- GOAL
Will you output all of the data below exactly, omitting the images?

- MATERIAL SHOWN
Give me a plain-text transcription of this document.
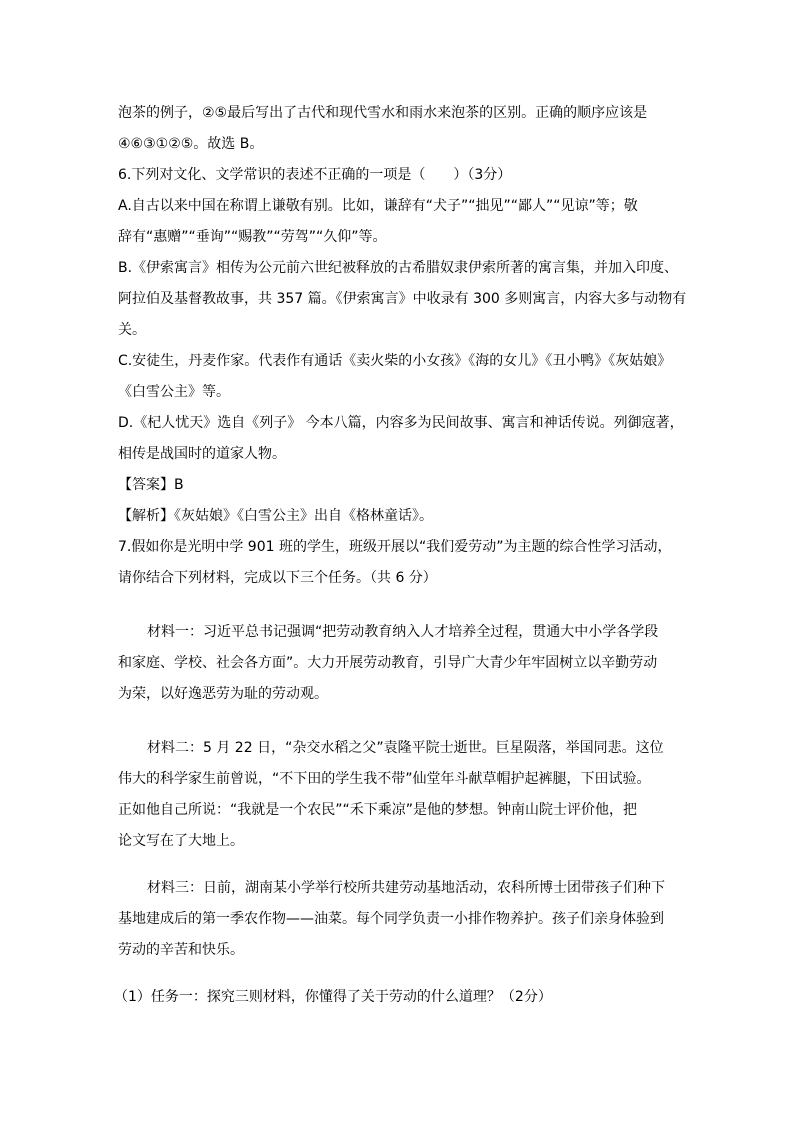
泡茶的例子，②⑤最后写出了古代和现代雪水和雨水来泡茶的区别。正确的顺序应该是
④⑥③①②⑤。故选 B。
6.下列对文化、文学常识的表述不正确的一项是（　　）（3分）
A.自古以来中国在称谓上谦敬有别。比如，谦辞有“犬子”“拙见”“鄙人”“见谅”等；敬
辞有“惠赠”“垂询”“赐教”“劳驾”“久仰”等。
B.《伊索寓言》相传为公元前六世纪被释放的古希腊奴隶伊索所著的寓言集，并加入印度、
阿拉伯及基督教故事，共 357 篇。《伊索寓言》中收录有 300 多则寓言，内容大多与动物有
关。
C.安徒生，丹麦作家。代表作有通话《卖火柴的小女孩》《海的女儿》《丑小鸭》《灰姑娘》
《白雪公主》等。
D.《杞人忧天》选自《列子》 今本八篇，内容多为民间故事、寓言和神话传说。列御寇著，
相传是战国时的道家人物。
【答案】B
【解析】《灰姑娘》《白雪公主》出自《格林童话》。
7.假如你是光明中学 901 班的学生，班级开展以“我们爱劳动”为主题的综合性学习活动，
请你结合下列材料，完成以下三个任务。（共 6 分）
材料一：习近平总书记强调“把劳动教育纳入人才培养全过程，贯通大中小学各学段
和家庭、学校、社会各方面”。大力开展劳动教育，引导广大青少年牢固树立以辛勤劳动
为荣，以好逸恶劳为耻的劳动观。
材料二：5 月 22 日，“杂交水稻之父”袁隆平院士逝世。巨星陨落，举国同悲。这位
伟大的科学家生前曾说，“不下田的学生我不带”仙堂年斗献草帽护起裤腿，下田试验。
正如他自己所说：“我就是一个农民”“禾下乘凉”是他的梦想。钟南山院士评价他，把
论文写在了大地上。
材料三：日前，湖南某小学举行校所共建劳动基地活动，农科所博士团带孩子们种下
基地建成后的第一季农作物——油菜。每个同学负责一小排作物养护。孩子们亲身体验到
劳动的辛苦和快乐。
（1）任务一：探究三则材料，你懂得了关于劳动的什么道理？（2分）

- COMPLETED EXERCISE
Give me a plain-text transcription of this document.
泡茶的例子，②⑤最后写出了古代和现代雪水和雨水来泡茶的区别。正确的顺序应该是
④⑥③①②⑤。故选 B。
6.下列对文化、文学常识的表述不正确的一项是（　　）（3分）
A.自古以来中国在称谓上谦敬有别。比如，谦辞有“犬子”“拙见”“鄙人”“见谅”等；敬
辞有“惠赠”“垂询”“赐教”“劳驾”“久仰”等。
B.《伊索寓言》相传为公元前六世纪被释放的古希腊奴隶伊索所著的寓言集，并加入印度、
阿拉伯及基督教故事，共 357 篇。《伊索寓言》中收录有 300 多则寓言，内容大多与动物有
关。
C.安徒生，丹麦作家。代表作有通话《卖火柴的小女孩》《海的女儿》《丑小鸭》《灰姑娘》
《白雪公主》等。
D.《杞人忧天》选自《列子》 今本八篇，内容多为民间故事、寓言和神话传说。列御寇著，
相传是战国时的道家人物。
【答案】B
【解析】《灰姑娘》《白雪公主》出自《格林童话》。
7.假如你是光明中学 901 班的学生，班级开展以“我们爱劳动”为主题的综合性学习活动，
请你结合下列材料，完成以下三个任务。（共 6 分）
材料一：习近平总书记强调“把劳动教育纳入人才培养全过程，贯通大中小学各学段
和家庭、学校、社会各方面”。大力开展劳动教育，引导广大青少年牢固树立以辛勤劳动
为荣，以好逸恶劳为耻的劳动观。
材料二：5 月 22 日，“杂交水稻之父”袁隆平院士逝世。巨星陨落，举国同悲。这位
伟大的科学家生前曾说，“不下田的学生我不带”仙堂年斗献草帽护起裤腿，下田试验。
正如他自己所说：“我就是一个农民”“禾下乘凉”是他的梦想。钟南山院士评价他，把
论文写在了大地上。
材料三：日前，湖南某小学举行校所共建劳动基地活动，农科所博士团带孩子们种下
基地建成后的第一季农作物——油菜。每个同学负责一小排作物养护。孩子们亲身体验到
劳动的辛苦和快乐。
（1）任务一：探究三则材料，你懂得了关于劳动的什么道理？（2分）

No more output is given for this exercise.